*EXERCISE DETAILS*:
Transcribe every entry word for word, but skip the images.

-- START OF MATERIAL SUPPLIED --

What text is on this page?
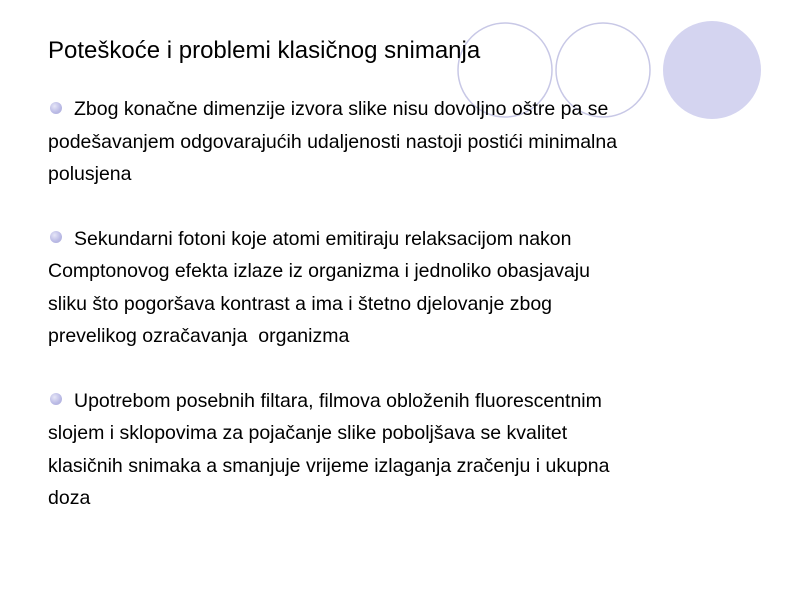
Poteškoće i problemi klasičnog snimanja
Zbog konačne dimenzije izvora slike nisu dovoljno oštre pa se
podešavanjem odgovarajućih udaljenosti nastoji postići minimalna
polusjena
Sekundarni fotoni koje atomi emitiraju relaksacijom nakon
Comptonovog efekta izlaze iz organizma i jednoliko obasjavaju
sliku što pogoršava kontrast a ima i štetno djelovanje zbog
prevelikog ozračavanja  organizma
Upotrebom posebnih filtara, filmova obloženih fluorescentnim
slojem i sklopovima za pojačanje slike poboljšava se kvalitet
klasičnih snimaka a smanjuje vrijeme izlaganja zračenju i ukupna
doza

-- END OF MATERIAL SUPPLIED --

*EXPECTED OUTPUT*:
What text is on this page?
Poteškoće i problemi klasičnog snimanja
Zbog konačne dimenzije izvora slike nisu dovoljno oštre pa se
podešavanjem odgovarajućih udaljenosti nastoji postići minimalna
polusjena
Sekundarni fotoni koje atomi emitiraju relaksacijom nakon
Comptonovog efekta izlaze iz organizma i jednoliko obasjavaju
sliku što pogoršava kontrast a ima i štetno djelovanje zbog
prevelikog ozračavanja  organizma
Upotrebom posebnih filtara, filmova obloženih fluorescentnim
slojem i sklopovima za pojačanje slike poboljšava se kvalitet
klasičnih snimaka a smanjuje vrijeme izlaganja zračenju i ukupna
doza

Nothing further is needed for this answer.